RECORDS FOR THIS TASK —
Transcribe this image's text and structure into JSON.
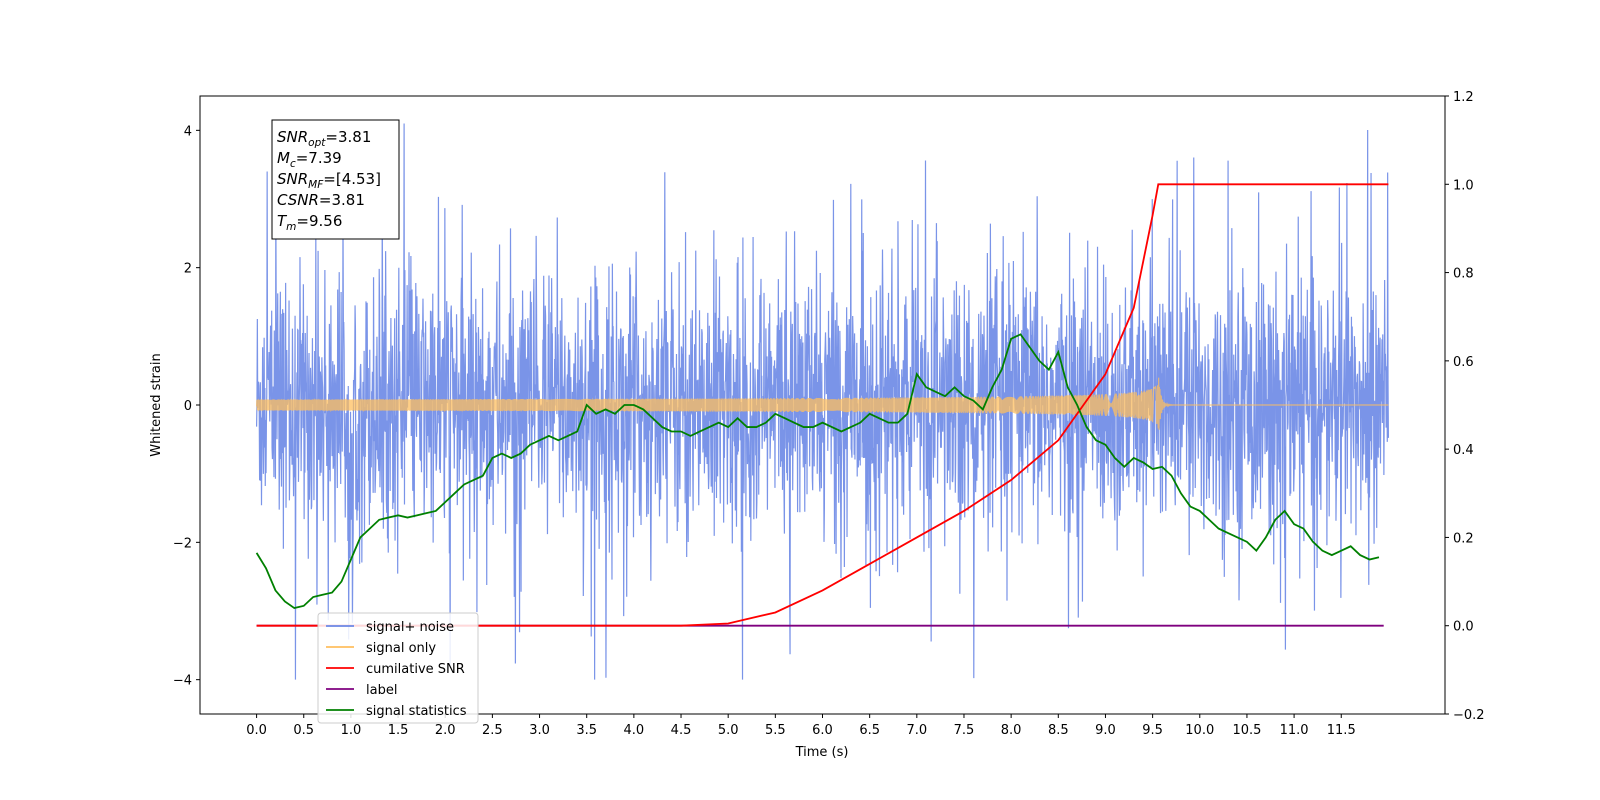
{
  "chart_data": {
    "type": "line",
    "xlabel": "Time (s)",
    "ylabel": "Whitened strain",
    "xlim": [
      -0.6,
      12.6
    ],
    "ylim": [
      -4.5,
      4.5
    ],
    "y2lim": [
      -0.2,
      1.2
    ],
    "xticks": [
      "0.0",
      "0.5",
      "1.0",
      "1.5",
      "2.0",
      "2.5",
      "3.0",
      "3.5",
      "4.0",
      "4.5",
      "5.0",
      "5.5",
      "6.0",
      "6.5",
      "7.0",
      "7.5",
      "8.0",
      "8.5",
      "9.0",
      "9.5",
      "10.0",
      "10.5",
      "11.0",
      "11.5"
    ],
    "yticks": [
      "-4",
      "-2",
      "0",
      "2",
      "4"
    ],
    "y2ticks": [
      "-0.2",
      "0.0",
      "0.2",
      "0.4",
      "0.6",
      "0.8",
      "1.0",
      "1.2"
    ],
    "grid": false,
    "legend_location": "lower left",
    "info_box": {
      "lines": [
        {
          "sym": "SNR",
          "sub": "opt",
          "val": "=3.81"
        },
        {
          "sym": "M",
          "sub": "c",
          "val": "=7.39"
        },
        {
          "sym": "SNR",
          "sub": "MF",
          "val": "=[4.53]"
        },
        {
          "sym": "CSNR",
          "sub": "",
          "val": "=3.81"
        },
        {
          "sym": "T",
          "sub": "m",
          "val": "=9.56"
        }
      ]
    },
    "series": [
      {
        "name": "signal+ noise",
        "color": "#6b88e6",
        "axis": "left",
        "kind": "noise",
        "t_range": [
          0.0,
          12.0
        ],
        "std": 1.05,
        "peak_max": 4.1
      },
      {
        "name": "signal only",
        "color": "#ffbf5f",
        "axis": "left",
        "kind": "chirp",
        "t_range": [
          0.0,
          12.0
        ],
        "merger_time": 9.56,
        "peak_amplitude": 0.5
      },
      {
        "name": "cumilative SNR",
        "color": "#ff0000",
        "axis": "right",
        "x": [
          0.0,
          4.5,
          5.0,
          5.5,
          6.0,
          6.5,
          7.0,
          7.5,
          8.0,
          8.5,
          9.0,
          9.3,
          9.5,
          9.56,
          12.0
        ],
        "y": [
          0.0,
          0.0,
          0.005,
          0.03,
          0.08,
          0.14,
          0.2,
          0.26,
          0.33,
          0.42,
          0.57,
          0.72,
          0.93,
          1.0,
          1.0
        ]
      },
      {
        "name": "label",
        "color": "#7f007f",
        "axis": "right",
        "x": [
          0.0,
          11.95
        ],
        "y": [
          0.0,
          0.0
        ]
      },
      {
        "name": "signal statistics",
        "color": "#008000",
        "axis": "right",
        "x": [
          0.0,
          0.1,
          0.2,
          0.3,
          0.4,
          0.5,
          0.6,
          0.7,
          0.8,
          0.9,
          1.0,
          1.1,
          1.2,
          1.3,
          1.4,
          1.5,
          1.6,
          1.7,
          1.8,
          1.9,
          2.0,
          2.1,
          2.2,
          2.3,
          2.4,
          2.5,
          2.6,
          2.7,
          2.8,
          2.9,
          3.0,
          3.1,
          3.2,
          3.3,
          3.4,
          3.5,
          3.6,
          3.7,
          3.8,
          3.9,
          4.0,
          4.1,
          4.2,
          4.3,
          4.4,
          4.5,
          4.6,
          4.7,
          4.8,
          4.9,
          5.0,
          5.1,
          5.2,
          5.3,
          5.4,
          5.5,
          5.6,
          5.7,
          5.8,
          5.9,
          6.0,
          6.1,
          6.2,
          6.3,
          6.4,
          6.5,
          6.6,
          6.7,
          6.8,
          6.9,
          7.0,
          7.1,
          7.2,
          7.3,
          7.4,
          7.5,
          7.6,
          7.7,
          7.8,
          7.9,
          8.0,
          8.1,
          8.2,
          8.3,
          8.4,
          8.5,
          8.6,
          8.7,
          8.8,
          8.9,
          9.0,
          9.1,
          9.2,
          9.3,
          9.4,
          9.5,
          9.6,
          9.7,
          9.8,
          9.9,
          10.0,
          10.1,
          10.2,
          10.3,
          10.4,
          10.5,
          10.6,
          10.7,
          10.8,
          10.9,
          11.0,
          11.1,
          11.2,
          11.3,
          11.4,
          11.5,
          11.6,
          11.7,
          11.8,
          11.9
        ],
        "y": [
          0.165,
          0.13,
          0.08,
          0.055,
          0.04,
          0.045,
          0.065,
          0.07,
          0.075,
          0.1,
          0.15,
          0.2,
          0.22,
          0.24,
          0.245,
          0.25,
          0.245,
          0.25,
          0.255,
          0.26,
          0.28,
          0.3,
          0.32,
          0.33,
          0.34,
          0.38,
          0.39,
          0.38,
          0.39,
          0.41,
          0.42,
          0.43,
          0.42,
          0.43,
          0.44,
          0.5,
          0.48,
          0.49,
          0.48,
          0.5,
          0.5,
          0.49,
          0.47,
          0.45,
          0.44,
          0.44,
          0.43,
          0.44,
          0.45,
          0.46,
          0.45,
          0.47,
          0.45,
          0.45,
          0.46,
          0.48,
          0.47,
          0.46,
          0.45,
          0.45,
          0.46,
          0.45,
          0.44,
          0.45,
          0.46,
          0.48,
          0.47,
          0.46,
          0.46,
          0.48,
          0.57,
          0.54,
          0.53,
          0.52,
          0.54,
          0.52,
          0.51,
          0.49,
          0.54,
          0.58,
          0.65,
          0.66,
          0.63,
          0.6,
          0.58,
          0.62,
          0.54,
          0.5,
          0.45,
          0.42,
          0.41,
          0.38,
          0.36,
          0.38,
          0.37,
          0.355,
          0.36,
          0.34,
          0.3,
          0.27,
          0.26,
          0.24,
          0.22,
          0.21,
          0.2,
          0.19,
          0.17,
          0.2,
          0.24,
          0.26,
          0.23,
          0.22,
          0.19,
          0.17,
          0.16,
          0.17,
          0.18,
          0.16,
          0.15,
          0.155
        ]
      }
    ]
  }
}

WHAT TO PRODUCE — Filter the records above for lines containing the word "signal", and copy those lines.

RESULT FOR THIS EXERCISE —
        "name": "signal+ noise",
        "name": "signal only",
        "name": "signal statistics",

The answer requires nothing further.